Omit all pictures and give the records below again exactly as written.

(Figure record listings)
START

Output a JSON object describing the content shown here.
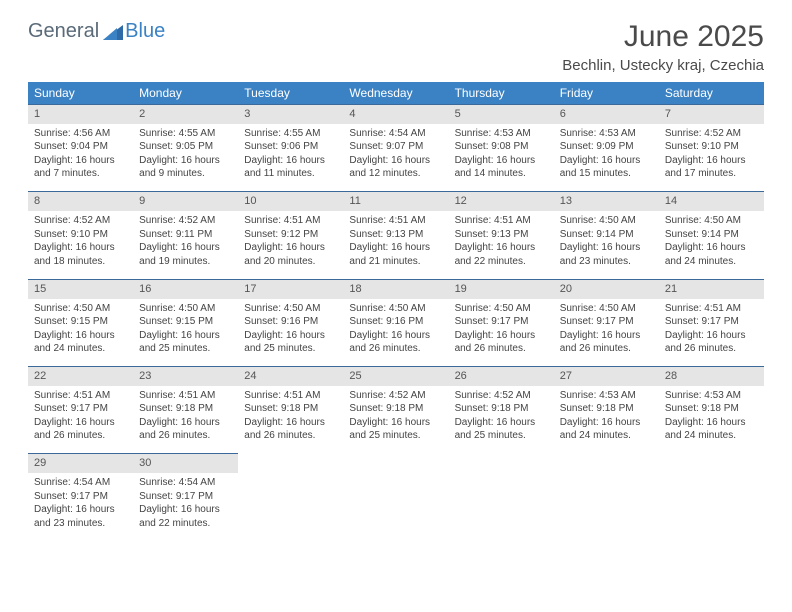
{
  "logo": {
    "word1": "General",
    "word2": "Blue"
  },
  "title": "June 2025",
  "location": "Bechlin, Ustecky kraj, Czechia",
  "colors": {
    "header_bg": "#3b82c4",
    "header_text": "#ffffff",
    "daynum_bg": "#e5e5e5",
    "row_border": "#3b6a9a",
    "body_text": "#444444",
    "title_text": "#4a4a4a",
    "logo_gray": "#5a6a78",
    "logo_blue": "#3b82c4"
  },
  "dayHeaders": [
    "Sunday",
    "Monday",
    "Tuesday",
    "Wednesday",
    "Thursday",
    "Friday",
    "Saturday"
  ],
  "weeks": [
    [
      {
        "n": "1",
        "sr": "4:56 AM",
        "ss": "9:04 PM",
        "dl": "16 hours and 7 minutes."
      },
      {
        "n": "2",
        "sr": "4:55 AM",
        "ss": "9:05 PM",
        "dl": "16 hours and 9 minutes."
      },
      {
        "n": "3",
        "sr": "4:55 AM",
        "ss": "9:06 PM",
        "dl": "16 hours and 11 minutes."
      },
      {
        "n": "4",
        "sr": "4:54 AM",
        "ss": "9:07 PM",
        "dl": "16 hours and 12 minutes."
      },
      {
        "n": "5",
        "sr": "4:53 AM",
        "ss": "9:08 PM",
        "dl": "16 hours and 14 minutes."
      },
      {
        "n": "6",
        "sr": "4:53 AM",
        "ss": "9:09 PM",
        "dl": "16 hours and 15 minutes."
      },
      {
        "n": "7",
        "sr": "4:52 AM",
        "ss": "9:10 PM",
        "dl": "16 hours and 17 minutes."
      }
    ],
    [
      {
        "n": "8",
        "sr": "4:52 AM",
        "ss": "9:10 PM",
        "dl": "16 hours and 18 minutes."
      },
      {
        "n": "9",
        "sr": "4:52 AM",
        "ss": "9:11 PM",
        "dl": "16 hours and 19 minutes."
      },
      {
        "n": "10",
        "sr": "4:51 AM",
        "ss": "9:12 PM",
        "dl": "16 hours and 20 minutes."
      },
      {
        "n": "11",
        "sr": "4:51 AM",
        "ss": "9:13 PM",
        "dl": "16 hours and 21 minutes."
      },
      {
        "n": "12",
        "sr": "4:51 AM",
        "ss": "9:13 PM",
        "dl": "16 hours and 22 minutes."
      },
      {
        "n": "13",
        "sr": "4:50 AM",
        "ss": "9:14 PM",
        "dl": "16 hours and 23 minutes."
      },
      {
        "n": "14",
        "sr": "4:50 AM",
        "ss": "9:14 PM",
        "dl": "16 hours and 24 minutes."
      }
    ],
    [
      {
        "n": "15",
        "sr": "4:50 AM",
        "ss": "9:15 PM",
        "dl": "16 hours and 24 minutes."
      },
      {
        "n": "16",
        "sr": "4:50 AM",
        "ss": "9:15 PM",
        "dl": "16 hours and 25 minutes."
      },
      {
        "n": "17",
        "sr": "4:50 AM",
        "ss": "9:16 PM",
        "dl": "16 hours and 25 minutes."
      },
      {
        "n": "18",
        "sr": "4:50 AM",
        "ss": "9:16 PM",
        "dl": "16 hours and 26 minutes."
      },
      {
        "n": "19",
        "sr": "4:50 AM",
        "ss": "9:17 PM",
        "dl": "16 hours and 26 minutes."
      },
      {
        "n": "20",
        "sr": "4:50 AM",
        "ss": "9:17 PM",
        "dl": "16 hours and 26 minutes."
      },
      {
        "n": "21",
        "sr": "4:51 AM",
        "ss": "9:17 PM",
        "dl": "16 hours and 26 minutes."
      }
    ],
    [
      {
        "n": "22",
        "sr": "4:51 AM",
        "ss": "9:17 PM",
        "dl": "16 hours and 26 minutes."
      },
      {
        "n": "23",
        "sr": "4:51 AM",
        "ss": "9:18 PM",
        "dl": "16 hours and 26 minutes."
      },
      {
        "n": "24",
        "sr": "4:51 AM",
        "ss": "9:18 PM",
        "dl": "16 hours and 26 minutes."
      },
      {
        "n": "25",
        "sr": "4:52 AM",
        "ss": "9:18 PM",
        "dl": "16 hours and 25 minutes."
      },
      {
        "n": "26",
        "sr": "4:52 AM",
        "ss": "9:18 PM",
        "dl": "16 hours and 25 minutes."
      },
      {
        "n": "27",
        "sr": "4:53 AM",
        "ss": "9:18 PM",
        "dl": "16 hours and 24 minutes."
      },
      {
        "n": "28",
        "sr": "4:53 AM",
        "ss": "9:18 PM",
        "dl": "16 hours and 24 minutes."
      }
    ],
    [
      {
        "n": "29",
        "sr": "4:54 AM",
        "ss": "9:17 PM",
        "dl": "16 hours and 23 minutes."
      },
      {
        "n": "30",
        "sr": "4:54 AM",
        "ss": "9:17 PM",
        "dl": "16 hours and 22 minutes."
      },
      null,
      null,
      null,
      null,
      null
    ]
  ],
  "labels": {
    "sunrise": "Sunrise: ",
    "sunset": "Sunset: ",
    "daylight": "Daylight: "
  }
}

END

### COMPLETE OUTPUT
Output a JSON object describing the content shown here.
{
  "logo": {
    "word1": "General",
    "word2": "Blue"
  },
  "title": "June 2025",
  "location": "Bechlin, Ustecky kraj, Czechia",
  "colors": {
    "header_bg": "#3b82c4",
    "header_text": "#ffffff",
    "daynum_bg": "#e5e5e5",
    "row_border": "#3b6a9a",
    "body_text": "#444444",
    "title_text": "#4a4a4a",
    "logo_gray": "#5a6a78",
    "logo_blue": "#3b82c4"
  },
  "dayHeaders": [
    "Sunday",
    "Monday",
    "Tuesday",
    "Wednesday",
    "Thursday",
    "Friday",
    "Saturday"
  ],
  "weeks": [
    [
      {
        "n": "1",
        "sr": "4:56 AM",
        "ss": "9:04 PM",
        "dl": "16 hours and 7 minutes."
      },
      {
        "n": "2",
        "sr": "4:55 AM",
        "ss": "9:05 PM",
        "dl": "16 hours and 9 minutes."
      },
      {
        "n": "3",
        "sr": "4:55 AM",
        "ss": "9:06 PM",
        "dl": "16 hours and 11 minutes."
      },
      {
        "n": "4",
        "sr": "4:54 AM",
        "ss": "9:07 PM",
        "dl": "16 hours and 12 minutes."
      },
      {
        "n": "5",
        "sr": "4:53 AM",
        "ss": "9:08 PM",
        "dl": "16 hours and 14 minutes."
      },
      {
        "n": "6",
        "sr": "4:53 AM",
        "ss": "9:09 PM",
        "dl": "16 hours and 15 minutes."
      },
      {
        "n": "7",
        "sr": "4:52 AM",
        "ss": "9:10 PM",
        "dl": "16 hours and 17 minutes."
      }
    ],
    [
      {
        "n": "8",
        "sr": "4:52 AM",
        "ss": "9:10 PM",
        "dl": "16 hours and 18 minutes."
      },
      {
        "n": "9",
        "sr": "4:52 AM",
        "ss": "9:11 PM",
        "dl": "16 hours and 19 minutes."
      },
      {
        "n": "10",
        "sr": "4:51 AM",
        "ss": "9:12 PM",
        "dl": "16 hours and 20 minutes."
      },
      {
        "n": "11",
        "sr": "4:51 AM",
        "ss": "9:13 PM",
        "dl": "16 hours and 21 minutes."
      },
      {
        "n": "12",
        "sr": "4:51 AM",
        "ss": "9:13 PM",
        "dl": "16 hours and 22 minutes."
      },
      {
        "n": "13",
        "sr": "4:50 AM",
        "ss": "9:14 PM",
        "dl": "16 hours and 23 minutes."
      },
      {
        "n": "14",
        "sr": "4:50 AM",
        "ss": "9:14 PM",
        "dl": "16 hours and 24 minutes."
      }
    ],
    [
      {
        "n": "15",
        "sr": "4:50 AM",
        "ss": "9:15 PM",
        "dl": "16 hours and 24 minutes."
      },
      {
        "n": "16",
        "sr": "4:50 AM",
        "ss": "9:15 PM",
        "dl": "16 hours and 25 minutes."
      },
      {
        "n": "17",
        "sr": "4:50 AM",
        "ss": "9:16 PM",
        "dl": "16 hours and 25 minutes."
      },
      {
        "n": "18",
        "sr": "4:50 AM",
        "ss": "9:16 PM",
        "dl": "16 hours and 26 minutes."
      },
      {
        "n": "19",
        "sr": "4:50 AM",
        "ss": "9:17 PM",
        "dl": "16 hours and 26 minutes."
      },
      {
        "n": "20",
        "sr": "4:50 AM",
        "ss": "9:17 PM",
        "dl": "16 hours and 26 minutes."
      },
      {
        "n": "21",
        "sr": "4:51 AM",
        "ss": "9:17 PM",
        "dl": "16 hours and 26 minutes."
      }
    ],
    [
      {
        "n": "22",
        "sr": "4:51 AM",
        "ss": "9:17 PM",
        "dl": "16 hours and 26 minutes."
      },
      {
        "n": "23",
        "sr": "4:51 AM",
        "ss": "9:18 PM",
        "dl": "16 hours and 26 minutes."
      },
      {
        "n": "24",
        "sr": "4:51 AM",
        "ss": "9:18 PM",
        "dl": "16 hours and 26 minutes."
      },
      {
        "n": "25",
        "sr": "4:52 AM",
        "ss": "9:18 PM",
        "dl": "16 hours and 25 minutes."
      },
      {
        "n": "26",
        "sr": "4:52 AM",
        "ss": "9:18 PM",
        "dl": "16 hours and 25 minutes."
      },
      {
        "n": "27",
        "sr": "4:53 AM",
        "ss": "9:18 PM",
        "dl": "16 hours and 24 minutes."
      },
      {
        "n": "28",
        "sr": "4:53 AM",
        "ss": "9:18 PM",
        "dl": "16 hours and 24 minutes."
      }
    ],
    [
      {
        "n": "29",
        "sr": "4:54 AM",
        "ss": "9:17 PM",
        "dl": "16 hours and 23 minutes."
      },
      {
        "n": "30",
        "sr": "4:54 AM",
        "ss": "9:17 PM",
        "dl": "16 hours and 22 minutes."
      },
      null,
      null,
      null,
      null,
      null
    ]
  ],
  "labels": {
    "sunrise": "Sunrise: ",
    "sunset": "Sunset: ",
    "daylight": "Daylight: "
  }
}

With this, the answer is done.